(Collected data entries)
++++++++++
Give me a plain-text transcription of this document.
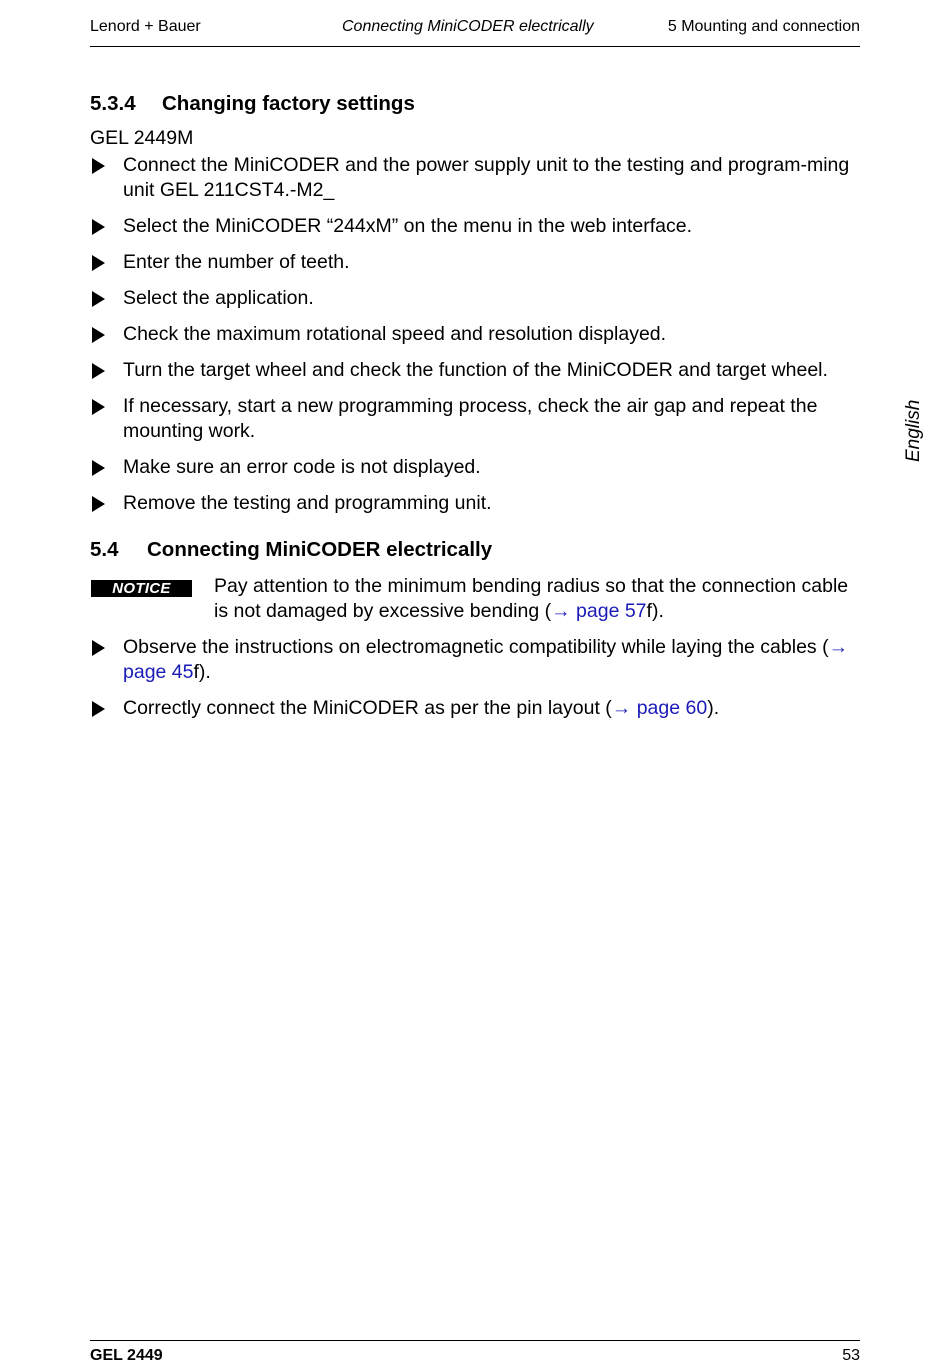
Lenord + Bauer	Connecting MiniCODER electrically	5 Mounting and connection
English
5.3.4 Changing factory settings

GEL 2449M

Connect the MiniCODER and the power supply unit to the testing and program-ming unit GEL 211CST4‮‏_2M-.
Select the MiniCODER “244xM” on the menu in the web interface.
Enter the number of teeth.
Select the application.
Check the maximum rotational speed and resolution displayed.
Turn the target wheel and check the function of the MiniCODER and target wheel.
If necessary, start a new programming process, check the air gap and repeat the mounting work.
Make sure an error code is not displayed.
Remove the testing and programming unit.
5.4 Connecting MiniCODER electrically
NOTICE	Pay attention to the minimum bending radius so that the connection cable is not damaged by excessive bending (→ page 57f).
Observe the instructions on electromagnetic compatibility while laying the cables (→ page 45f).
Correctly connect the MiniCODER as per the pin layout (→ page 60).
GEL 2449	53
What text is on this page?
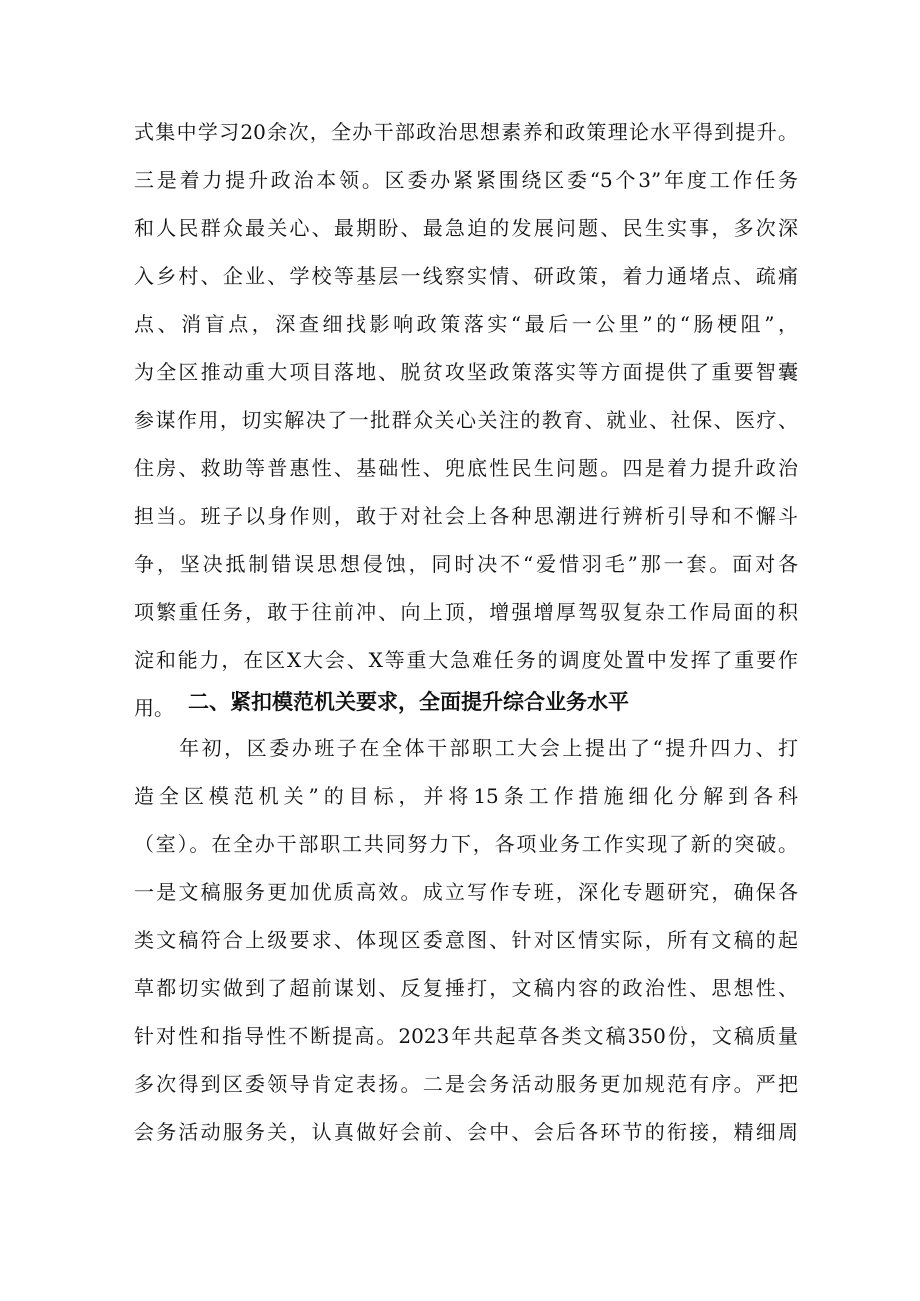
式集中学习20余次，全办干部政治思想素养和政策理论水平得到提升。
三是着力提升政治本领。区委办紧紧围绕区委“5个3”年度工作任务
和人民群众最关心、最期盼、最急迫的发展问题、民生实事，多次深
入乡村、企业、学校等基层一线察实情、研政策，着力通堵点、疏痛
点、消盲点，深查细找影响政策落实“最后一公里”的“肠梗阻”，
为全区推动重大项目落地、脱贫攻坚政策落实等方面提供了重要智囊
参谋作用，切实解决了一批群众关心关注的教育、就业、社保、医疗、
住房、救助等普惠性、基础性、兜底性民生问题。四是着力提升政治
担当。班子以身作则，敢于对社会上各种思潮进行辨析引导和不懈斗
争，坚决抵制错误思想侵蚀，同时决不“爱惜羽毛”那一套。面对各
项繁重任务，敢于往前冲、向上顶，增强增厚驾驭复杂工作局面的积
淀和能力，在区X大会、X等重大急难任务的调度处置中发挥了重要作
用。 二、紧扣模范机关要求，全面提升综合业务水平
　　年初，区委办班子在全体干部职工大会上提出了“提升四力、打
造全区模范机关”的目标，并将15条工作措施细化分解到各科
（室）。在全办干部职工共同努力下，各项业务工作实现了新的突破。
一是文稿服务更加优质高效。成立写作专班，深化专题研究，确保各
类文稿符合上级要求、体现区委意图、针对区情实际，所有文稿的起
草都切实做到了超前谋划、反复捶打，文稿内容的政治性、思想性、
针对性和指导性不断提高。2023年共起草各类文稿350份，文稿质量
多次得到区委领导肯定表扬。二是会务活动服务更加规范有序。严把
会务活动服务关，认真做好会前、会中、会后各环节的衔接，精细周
++++++++++
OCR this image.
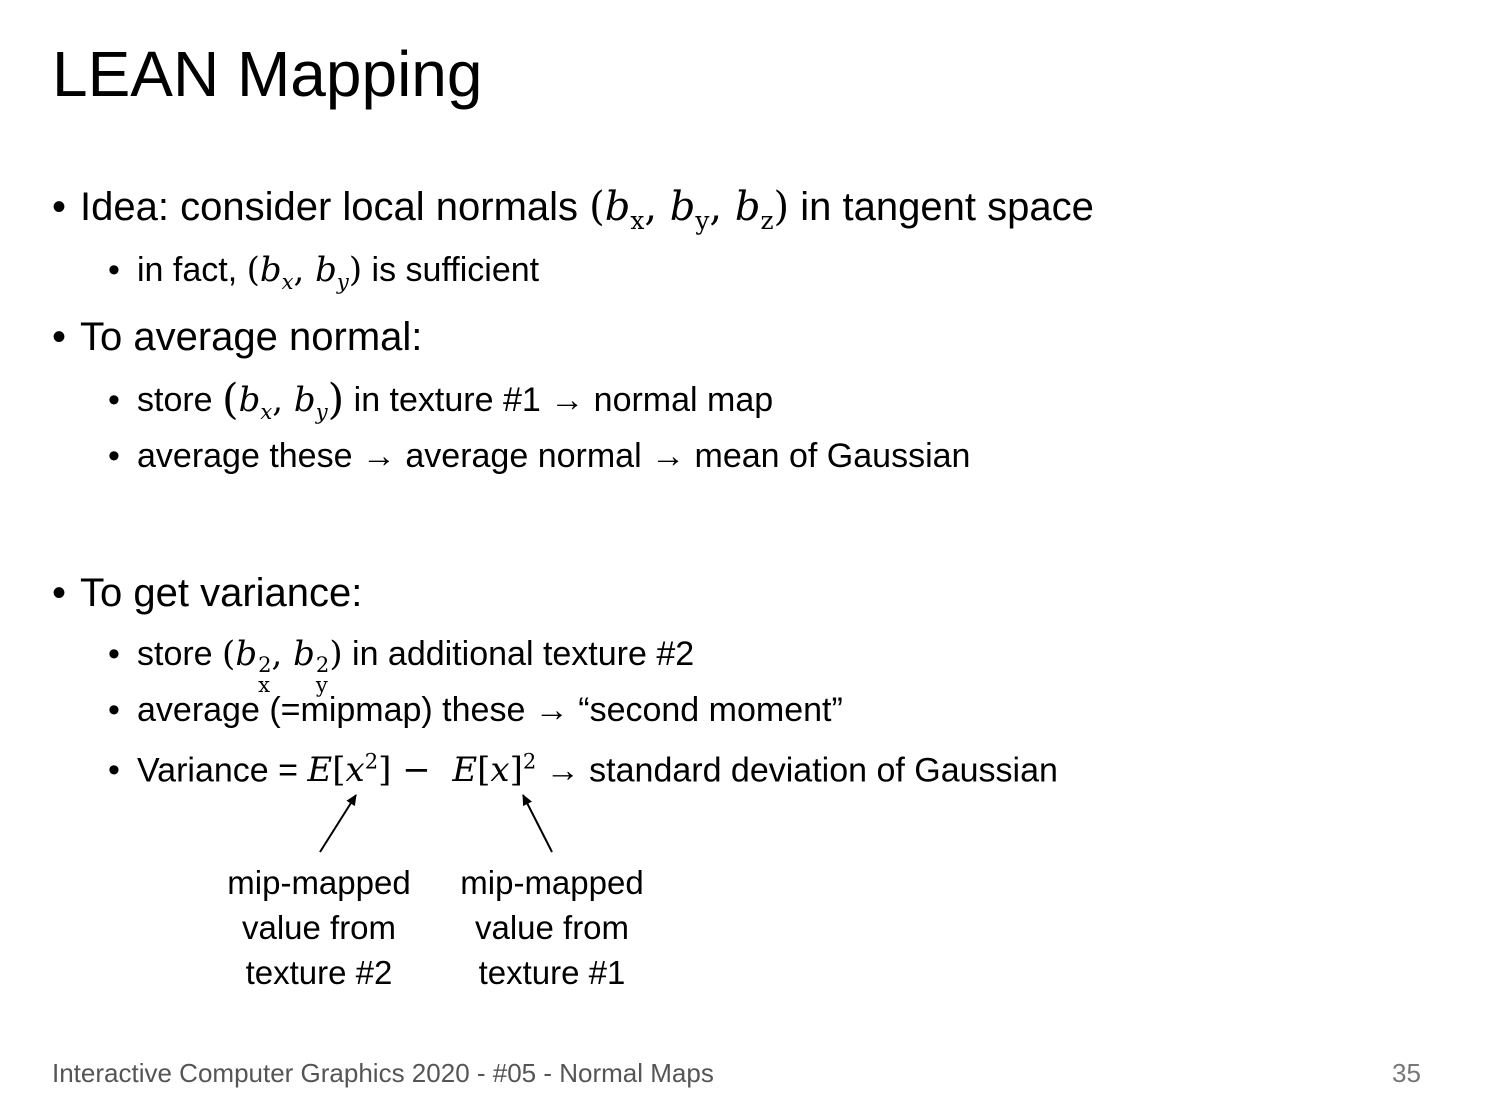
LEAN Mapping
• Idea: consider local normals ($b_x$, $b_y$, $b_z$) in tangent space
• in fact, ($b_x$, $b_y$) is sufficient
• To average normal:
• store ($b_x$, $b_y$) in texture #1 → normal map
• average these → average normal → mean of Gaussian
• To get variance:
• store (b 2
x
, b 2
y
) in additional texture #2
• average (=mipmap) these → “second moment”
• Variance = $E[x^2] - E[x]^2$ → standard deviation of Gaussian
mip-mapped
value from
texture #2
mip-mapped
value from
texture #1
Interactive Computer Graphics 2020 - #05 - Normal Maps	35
++++++++++
### [STATED GOAL]
Please list every line of the records that contains "these".

### [REPLY TO THE TASK]
• average these → average normal → mean of Gaussian
• average (=mipmap) these → “second moment”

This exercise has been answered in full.